◆ 任务:
A. 根据这份转移作业选项说明,什么情况下必须指定 --intermediate-storage-path?该选项的值应采用什么格式?
B. 请把这份转移作业选项说明中从“涉及文件系统的传输不支持对象条件。”到“的 SigV4SigV2 文档。”的这一段重新写出,并将其中的“提供商”全部替换为“服务商”。

◆ 文档节选:
──────────

如果您的转移作业需要使用转移代理,则您可以使用以下选项:

  • --source-agent-pool 指定要用于此转移作业的来源代理池。如果您从文件系统进行转移,则必须指定该选项。

  • --destination-agent-pool 指定要用于此转移作业的目标代理池。如果您要转移到文件系统,则必须指定该选项。

  • --intermediate-storage-path 是 Cloud Storage 存储桶的路径,格式为 gs://my-intermediary-bucket。如果您要在两个文件系统之间进行转移,则必须指定该选项。如需详细了解如何创建中间存储桶,请参阅创建 Cloud Storage 存储桶作为中间存储桶

其他选项包括:

  • --source-creds-file 指定机器上本地文件的相对路径,该文件包含转移作业来源的 AWS 或 Azure 凭据。如需了解凭据文件格式,请参阅 TransferSpec 参考文档。

  • --do-not-run 可阻止 Storage Transfer Service 在提交命令后运行作业。如需运行作业,请更新作业以添加时间表,或使用 jobs run手动启动作业

  • --manifest-file 指定 Cloud Storage 中 CSV 文件的路径,该文件包含要从来源转移的文件的列表。如需了解清单文件的格式,请参阅使用清单转移特定文件或对象

  • 作业信息:您可以指定 --name--description--source-creds-file

  • 时间表:您可以指定 --schedule-starts--schedule-repeats-every--schedule-repeats-until--do-not-run

  • 对象条件:您可以使用条件确定要转移的对象。这些条件包括 --include-prefixes--exclude-prefixes 以及 --include-modified-[before | after]-[absolute | relative] 中基于时间的条件。 如果您指定了包含来源的文件夹,则前缀过滤条件是相对于该文件夹而言的。如需了解详情,请参阅按前缀过滤源对象

    涉及文件系统的传输不支持对象条件。

  • 转移选项:指定是否覆盖目标文件(--overwrite-when=differentalways),以及是否要在转移过程中或之后删除某些文件(--delete-from=destination-if-uniquesource-after-transfer);指定要保留的元数据值 (--preserve-metadata);(可选)为转移的对象设置存储类别 (--custom-storage-class)。

  • 通知:使用 --notification-pubsub-topic--notification-event-types--notification-payload-format 为转移作业配置 Pub/Sub 通知

  • Cloud Logging:使用 --log-actions--log-action-states 为无代理转移作业或来自兼容 S3 的来源的转移作业启用 Cloud Logging。如需了解详情,请参阅适用于 Storage Transfer Service 的 Cloud Logging

从兼容 S3 的来源转移时,您还可以使用以下选项:

  • --source-endpoint(必需)指定存储系统的端点。例如 s3.example.com。请向您的提供商确认正确的格式。请勿指定协议(http://https://)。
  • --source-signing-region 指定签名请求的区域。如果您的存储提供商不需要签名区域,请省略此标志。
  • --source-auth-method 指定要使用的身份验证方法。有效值为 AWS_SIGNATURE_V2AWS_SIGNATURE_V4。如需了解详情,请参阅 Amazon 的 SigV4SigV2 文档。

──────────

◆ 数据摘录:
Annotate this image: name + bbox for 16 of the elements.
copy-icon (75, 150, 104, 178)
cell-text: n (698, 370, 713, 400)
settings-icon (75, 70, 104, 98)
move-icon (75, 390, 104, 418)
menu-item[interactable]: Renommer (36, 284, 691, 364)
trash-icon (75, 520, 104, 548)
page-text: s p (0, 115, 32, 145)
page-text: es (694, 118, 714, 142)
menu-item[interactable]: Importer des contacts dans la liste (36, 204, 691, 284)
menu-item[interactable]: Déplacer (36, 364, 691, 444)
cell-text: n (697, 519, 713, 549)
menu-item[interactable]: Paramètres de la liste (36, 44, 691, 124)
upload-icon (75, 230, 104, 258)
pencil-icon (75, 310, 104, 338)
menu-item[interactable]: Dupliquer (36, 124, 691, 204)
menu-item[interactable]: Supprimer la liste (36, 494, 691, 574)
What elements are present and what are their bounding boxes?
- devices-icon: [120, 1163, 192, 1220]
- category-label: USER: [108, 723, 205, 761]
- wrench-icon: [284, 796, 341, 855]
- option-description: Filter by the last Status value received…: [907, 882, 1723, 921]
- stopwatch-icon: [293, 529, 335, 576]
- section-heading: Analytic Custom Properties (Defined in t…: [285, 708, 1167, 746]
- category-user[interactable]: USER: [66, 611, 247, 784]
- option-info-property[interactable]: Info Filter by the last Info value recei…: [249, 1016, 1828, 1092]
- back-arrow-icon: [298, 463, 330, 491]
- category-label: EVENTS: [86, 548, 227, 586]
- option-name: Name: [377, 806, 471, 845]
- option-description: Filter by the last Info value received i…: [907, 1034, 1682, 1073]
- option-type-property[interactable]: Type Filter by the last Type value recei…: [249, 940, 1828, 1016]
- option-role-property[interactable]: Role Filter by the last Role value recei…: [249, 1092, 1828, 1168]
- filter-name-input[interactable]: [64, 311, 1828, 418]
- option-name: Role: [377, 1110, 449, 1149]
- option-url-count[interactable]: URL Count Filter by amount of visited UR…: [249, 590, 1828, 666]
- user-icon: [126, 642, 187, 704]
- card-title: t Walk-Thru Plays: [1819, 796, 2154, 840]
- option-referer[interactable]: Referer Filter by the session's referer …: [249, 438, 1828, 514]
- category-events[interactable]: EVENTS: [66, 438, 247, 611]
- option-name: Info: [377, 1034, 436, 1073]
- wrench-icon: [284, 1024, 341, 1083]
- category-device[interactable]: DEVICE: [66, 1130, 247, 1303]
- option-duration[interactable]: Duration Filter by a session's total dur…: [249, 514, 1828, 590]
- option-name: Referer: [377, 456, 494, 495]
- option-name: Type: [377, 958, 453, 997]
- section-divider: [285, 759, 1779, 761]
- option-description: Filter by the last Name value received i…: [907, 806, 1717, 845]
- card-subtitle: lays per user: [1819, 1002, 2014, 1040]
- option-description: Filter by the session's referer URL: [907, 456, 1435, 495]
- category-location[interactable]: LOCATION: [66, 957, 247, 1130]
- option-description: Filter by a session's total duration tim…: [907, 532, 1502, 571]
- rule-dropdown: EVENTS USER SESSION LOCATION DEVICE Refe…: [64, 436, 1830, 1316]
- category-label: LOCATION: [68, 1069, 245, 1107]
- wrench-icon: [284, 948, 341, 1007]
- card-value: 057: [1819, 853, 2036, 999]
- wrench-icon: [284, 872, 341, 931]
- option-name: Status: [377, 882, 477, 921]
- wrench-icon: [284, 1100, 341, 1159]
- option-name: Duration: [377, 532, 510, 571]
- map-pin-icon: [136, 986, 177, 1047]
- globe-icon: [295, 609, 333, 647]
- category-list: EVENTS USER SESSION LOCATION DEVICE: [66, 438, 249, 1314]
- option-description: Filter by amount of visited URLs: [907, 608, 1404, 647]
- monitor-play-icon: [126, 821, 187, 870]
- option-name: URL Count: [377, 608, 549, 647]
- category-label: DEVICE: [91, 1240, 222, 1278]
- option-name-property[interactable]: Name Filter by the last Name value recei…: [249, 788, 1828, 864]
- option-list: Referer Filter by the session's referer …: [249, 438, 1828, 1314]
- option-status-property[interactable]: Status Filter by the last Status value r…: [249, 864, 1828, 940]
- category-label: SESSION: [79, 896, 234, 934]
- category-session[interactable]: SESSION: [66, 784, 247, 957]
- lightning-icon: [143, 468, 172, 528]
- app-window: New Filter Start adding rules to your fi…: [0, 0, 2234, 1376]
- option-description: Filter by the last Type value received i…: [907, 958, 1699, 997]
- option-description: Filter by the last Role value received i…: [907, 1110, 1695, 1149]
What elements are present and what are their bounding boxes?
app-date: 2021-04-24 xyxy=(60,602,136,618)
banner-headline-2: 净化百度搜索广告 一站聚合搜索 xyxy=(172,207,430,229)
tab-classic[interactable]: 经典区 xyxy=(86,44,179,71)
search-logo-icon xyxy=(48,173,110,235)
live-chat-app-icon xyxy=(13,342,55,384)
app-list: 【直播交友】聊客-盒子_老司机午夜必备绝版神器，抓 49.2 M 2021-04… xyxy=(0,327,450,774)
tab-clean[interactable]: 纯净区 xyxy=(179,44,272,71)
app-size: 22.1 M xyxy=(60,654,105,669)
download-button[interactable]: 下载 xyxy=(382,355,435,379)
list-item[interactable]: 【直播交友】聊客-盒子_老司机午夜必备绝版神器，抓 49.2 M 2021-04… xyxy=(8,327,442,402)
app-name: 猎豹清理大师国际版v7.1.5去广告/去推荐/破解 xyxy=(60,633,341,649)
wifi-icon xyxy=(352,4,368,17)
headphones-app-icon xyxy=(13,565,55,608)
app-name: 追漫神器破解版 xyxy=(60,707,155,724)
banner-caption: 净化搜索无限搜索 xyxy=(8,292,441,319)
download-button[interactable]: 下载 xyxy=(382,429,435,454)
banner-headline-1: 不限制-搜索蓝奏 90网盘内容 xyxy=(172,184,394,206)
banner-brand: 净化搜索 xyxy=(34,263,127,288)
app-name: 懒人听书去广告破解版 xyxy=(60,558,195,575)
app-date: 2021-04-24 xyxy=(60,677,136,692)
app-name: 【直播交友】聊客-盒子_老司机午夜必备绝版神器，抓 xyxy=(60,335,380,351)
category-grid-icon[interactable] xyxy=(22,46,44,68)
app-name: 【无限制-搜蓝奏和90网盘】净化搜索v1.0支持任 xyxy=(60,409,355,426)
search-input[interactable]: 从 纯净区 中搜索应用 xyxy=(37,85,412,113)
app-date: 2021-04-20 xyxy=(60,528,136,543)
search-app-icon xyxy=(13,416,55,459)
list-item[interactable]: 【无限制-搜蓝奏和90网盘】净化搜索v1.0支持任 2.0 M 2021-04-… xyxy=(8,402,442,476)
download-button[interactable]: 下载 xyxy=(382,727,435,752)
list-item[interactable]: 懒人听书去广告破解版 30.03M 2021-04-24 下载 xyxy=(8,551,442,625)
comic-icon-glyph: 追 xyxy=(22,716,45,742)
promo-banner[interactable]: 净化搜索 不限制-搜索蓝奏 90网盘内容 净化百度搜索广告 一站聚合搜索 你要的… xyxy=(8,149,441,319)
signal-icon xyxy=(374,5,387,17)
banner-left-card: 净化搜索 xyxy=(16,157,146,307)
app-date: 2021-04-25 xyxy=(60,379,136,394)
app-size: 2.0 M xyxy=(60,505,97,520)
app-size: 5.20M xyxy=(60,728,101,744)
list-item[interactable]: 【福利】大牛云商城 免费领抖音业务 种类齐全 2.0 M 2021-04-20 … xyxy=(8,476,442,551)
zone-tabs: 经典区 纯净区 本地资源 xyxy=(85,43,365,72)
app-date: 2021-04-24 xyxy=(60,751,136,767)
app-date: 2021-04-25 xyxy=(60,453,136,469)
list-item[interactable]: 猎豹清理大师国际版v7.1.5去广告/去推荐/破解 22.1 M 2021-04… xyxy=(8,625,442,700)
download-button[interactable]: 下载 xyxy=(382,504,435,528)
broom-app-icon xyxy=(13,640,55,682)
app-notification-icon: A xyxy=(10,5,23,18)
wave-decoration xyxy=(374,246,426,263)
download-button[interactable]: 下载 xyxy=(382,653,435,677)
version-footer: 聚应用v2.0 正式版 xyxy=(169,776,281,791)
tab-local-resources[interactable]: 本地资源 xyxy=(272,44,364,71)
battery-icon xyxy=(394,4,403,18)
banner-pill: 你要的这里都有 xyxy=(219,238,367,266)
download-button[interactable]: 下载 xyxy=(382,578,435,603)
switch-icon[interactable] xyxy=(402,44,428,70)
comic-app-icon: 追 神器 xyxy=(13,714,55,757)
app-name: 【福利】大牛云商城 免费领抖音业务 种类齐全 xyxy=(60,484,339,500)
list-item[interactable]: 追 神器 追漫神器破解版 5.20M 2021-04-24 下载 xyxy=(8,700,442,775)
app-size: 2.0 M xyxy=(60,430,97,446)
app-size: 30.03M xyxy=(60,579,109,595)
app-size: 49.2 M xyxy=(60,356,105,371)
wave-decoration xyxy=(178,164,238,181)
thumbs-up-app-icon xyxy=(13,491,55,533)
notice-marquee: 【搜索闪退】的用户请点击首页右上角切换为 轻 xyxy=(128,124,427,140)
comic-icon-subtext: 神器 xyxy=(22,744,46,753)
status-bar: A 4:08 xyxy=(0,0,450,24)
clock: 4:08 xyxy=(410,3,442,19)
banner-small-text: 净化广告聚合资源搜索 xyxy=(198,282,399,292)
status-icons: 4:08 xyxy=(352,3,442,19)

──────────

◆ 参考答案:
A. 如果要在两个文件系统之间进行转移,就必须指定 --intermediate-storage-path。它的值是 Cloud Storage 存储桶的路径,格式为 gs://my-intermediary-bucket。

B.
涉及文件系统的传输不支持对象条件。

  • 转移选项:指定是否覆盖目标文件(--overwrite-when=differentalways),以及是否要在转移过程中或之后删除某些文件(--delete-from=destination-if-uniquesource-after-transfer);指定要保留的元数据值 (--preserve-metadata);(可选)为转移的对象设置存储类别 (--custom-storage-class)。

  • 通知:使用 --notification-pubsub-topic--notification-event-types--notification-payload-format 为转移作业配置 Pub/Sub 通知

  • Cloud Logging:使用 --log-actions--log-action-states 为无代理转移作业或来自兼容 S3 的来源的转移作业启用 Cloud Logging。如需了解详情,请参阅适用于 Storage Transfer Service 的 Cloud Logging

从兼容 S3 的来源转移时,您还可以使用以下选项:

  • --source-endpoint(必需)指定存储系统的端点。例如 s3.example.com。请向您的服务商确认正确的格式。请勿指定协议(http://https://)。
  • --source-signing-region 指定签名请求的区域。如果您的存储服务商不需要签名区域,请省略此标志。
  • --source-auth-method 指定要使用的身份验证方法。有效值为 AWS_SIGNATURE_V2AWS_SIGNATURE_V4。如需了解详情,请参阅 Amazon 的 SigV4SigV2 文档。